**AIM OF THE EXERCISE**
The entries below are to be transcribed in full, without their images.

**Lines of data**
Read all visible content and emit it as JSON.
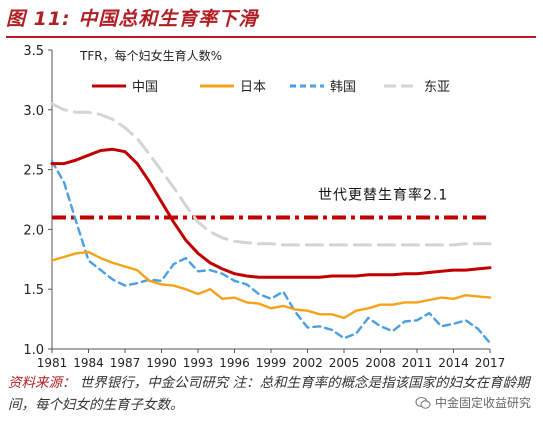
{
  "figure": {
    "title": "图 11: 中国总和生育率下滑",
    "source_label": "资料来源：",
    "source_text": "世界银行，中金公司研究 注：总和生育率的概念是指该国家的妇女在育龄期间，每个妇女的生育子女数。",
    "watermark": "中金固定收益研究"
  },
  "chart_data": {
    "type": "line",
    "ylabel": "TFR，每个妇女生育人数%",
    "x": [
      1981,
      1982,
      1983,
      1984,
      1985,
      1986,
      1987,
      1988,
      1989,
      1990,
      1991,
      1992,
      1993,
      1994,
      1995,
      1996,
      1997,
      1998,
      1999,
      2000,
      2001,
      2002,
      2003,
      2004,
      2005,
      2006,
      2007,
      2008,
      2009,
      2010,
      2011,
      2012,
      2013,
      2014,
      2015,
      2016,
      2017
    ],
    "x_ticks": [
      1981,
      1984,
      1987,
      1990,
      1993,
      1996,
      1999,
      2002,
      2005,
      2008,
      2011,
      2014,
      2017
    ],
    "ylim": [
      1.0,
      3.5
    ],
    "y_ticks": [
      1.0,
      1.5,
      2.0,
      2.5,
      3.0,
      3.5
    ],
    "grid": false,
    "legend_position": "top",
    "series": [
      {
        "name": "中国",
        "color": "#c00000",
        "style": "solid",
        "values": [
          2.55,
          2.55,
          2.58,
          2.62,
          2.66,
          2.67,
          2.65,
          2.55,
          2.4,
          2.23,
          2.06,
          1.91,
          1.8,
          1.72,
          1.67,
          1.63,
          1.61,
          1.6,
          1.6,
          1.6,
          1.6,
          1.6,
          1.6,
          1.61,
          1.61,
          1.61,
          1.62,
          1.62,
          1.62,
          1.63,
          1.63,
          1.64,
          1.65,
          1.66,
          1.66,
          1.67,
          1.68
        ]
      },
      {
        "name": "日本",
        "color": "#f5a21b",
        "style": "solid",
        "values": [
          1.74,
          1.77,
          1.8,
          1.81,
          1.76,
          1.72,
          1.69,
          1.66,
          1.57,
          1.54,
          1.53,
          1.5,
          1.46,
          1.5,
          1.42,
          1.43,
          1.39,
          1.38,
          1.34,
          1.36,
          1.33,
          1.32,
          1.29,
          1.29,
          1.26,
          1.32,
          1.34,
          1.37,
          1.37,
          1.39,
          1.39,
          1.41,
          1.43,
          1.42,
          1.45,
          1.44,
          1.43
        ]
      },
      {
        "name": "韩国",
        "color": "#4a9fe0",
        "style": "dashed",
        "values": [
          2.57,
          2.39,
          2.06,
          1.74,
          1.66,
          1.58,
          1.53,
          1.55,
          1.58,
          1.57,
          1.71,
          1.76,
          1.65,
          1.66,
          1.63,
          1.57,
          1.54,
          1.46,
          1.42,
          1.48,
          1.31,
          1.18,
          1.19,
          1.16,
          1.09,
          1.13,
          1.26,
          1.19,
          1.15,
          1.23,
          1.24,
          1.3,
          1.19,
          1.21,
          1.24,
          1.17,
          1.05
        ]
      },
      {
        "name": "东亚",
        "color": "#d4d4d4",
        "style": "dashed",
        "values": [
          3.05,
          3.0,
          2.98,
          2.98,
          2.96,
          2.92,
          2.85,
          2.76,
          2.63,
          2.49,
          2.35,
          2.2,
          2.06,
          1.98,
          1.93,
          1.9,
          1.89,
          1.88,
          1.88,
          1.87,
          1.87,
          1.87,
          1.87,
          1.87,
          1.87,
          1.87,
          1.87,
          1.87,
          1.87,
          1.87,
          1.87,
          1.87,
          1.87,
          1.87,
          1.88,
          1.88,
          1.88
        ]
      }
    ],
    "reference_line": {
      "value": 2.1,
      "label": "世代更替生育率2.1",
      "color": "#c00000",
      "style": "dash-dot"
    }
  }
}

**ANSWER TO THE PROBLEM**
Read all visible content and emit it as JSON.
{
  "figure": {
    "title": "图 11: 中国总和生育率下滑",
    "source_label": "资料来源：",
    "source_text": "世界银行，中金公司研究 注：总和生育率的概念是指该国家的妇女在育龄期间，每个妇女的生育子女数。",
    "watermark": "中金固定收益研究"
  },
  "chart_data": {
    "type": "line",
    "ylabel": "TFR，每个妇女生育人数%",
    "x": [
      1981,
      1982,
      1983,
      1984,
      1985,
      1986,
      1987,
      1988,
      1989,
      1990,
      1991,
      1992,
      1993,
      1994,
      1995,
      1996,
      1997,
      1998,
      1999,
      2000,
      2001,
      2002,
      2003,
      2004,
      2005,
      2006,
      2007,
      2008,
      2009,
      2010,
      2011,
      2012,
      2013,
      2014,
      2015,
      2016,
      2017
    ],
    "x_ticks": [
      1981,
      1984,
      1987,
      1990,
      1993,
      1996,
      1999,
      2002,
      2005,
      2008,
      2011,
      2014,
      2017
    ],
    "ylim": [
      1.0,
      3.5
    ],
    "y_ticks": [
      1.0,
      1.5,
      2.0,
      2.5,
      3.0,
      3.5
    ],
    "grid": false,
    "legend_position": "top",
    "series": [
      {
        "name": "中国",
        "color": "#c00000",
        "style": "solid",
        "values": [
          2.55,
          2.55,
          2.58,
          2.62,
          2.66,
          2.67,
          2.65,
          2.55,
          2.4,
          2.23,
          2.06,
          1.91,
          1.8,
          1.72,
          1.67,
          1.63,
          1.61,
          1.6,
          1.6,
          1.6,
          1.6,
          1.6,
          1.6,
          1.61,
          1.61,
          1.61,
          1.62,
          1.62,
          1.62,
          1.63,
          1.63,
          1.64,
          1.65,
          1.66,
          1.66,
          1.67,
          1.68
        ]
      },
      {
        "name": "日本",
        "color": "#f5a21b",
        "style": "solid",
        "values": [
          1.74,
          1.77,
          1.8,
          1.81,
          1.76,
          1.72,
          1.69,
          1.66,
          1.57,
          1.54,
          1.53,
          1.5,
          1.46,
          1.5,
          1.42,
          1.43,
          1.39,
          1.38,
          1.34,
          1.36,
          1.33,
          1.32,
          1.29,
          1.29,
          1.26,
          1.32,
          1.34,
          1.37,
          1.37,
          1.39,
          1.39,
          1.41,
          1.43,
          1.42,
          1.45,
          1.44,
          1.43
        ]
      },
      {
        "name": "韩国",
        "color": "#4a9fe0",
        "style": "dashed",
        "values": [
          2.57,
          2.39,
          2.06,
          1.74,
          1.66,
          1.58,
          1.53,
          1.55,
          1.58,
          1.57,
          1.71,
          1.76,
          1.65,
          1.66,
          1.63,
          1.57,
          1.54,
          1.46,
          1.42,
          1.48,
          1.31,
          1.18,
          1.19,
          1.16,
          1.09,
          1.13,
          1.26,
          1.19,
          1.15,
          1.23,
          1.24,
          1.3,
          1.19,
          1.21,
          1.24,
          1.17,
          1.05
        ]
      },
      {
        "name": "东亚",
        "color": "#d4d4d4",
        "style": "dashed",
        "values": [
          3.05,
          3.0,
          2.98,
          2.98,
          2.96,
          2.92,
          2.85,
          2.76,
          2.63,
          2.49,
          2.35,
          2.2,
          2.06,
          1.98,
          1.93,
          1.9,
          1.89,
          1.88,
          1.88,
          1.87,
          1.87,
          1.87,
          1.87,
          1.87,
          1.87,
          1.87,
          1.87,
          1.87,
          1.87,
          1.87,
          1.87,
          1.87,
          1.87,
          1.87,
          1.88,
          1.88,
          1.88
        ]
      }
    ],
    "reference_line": {
      "value": 2.1,
      "label": "世代更替生育率2.1",
      "color": "#c00000",
      "style": "dash-dot"
    }
  }
}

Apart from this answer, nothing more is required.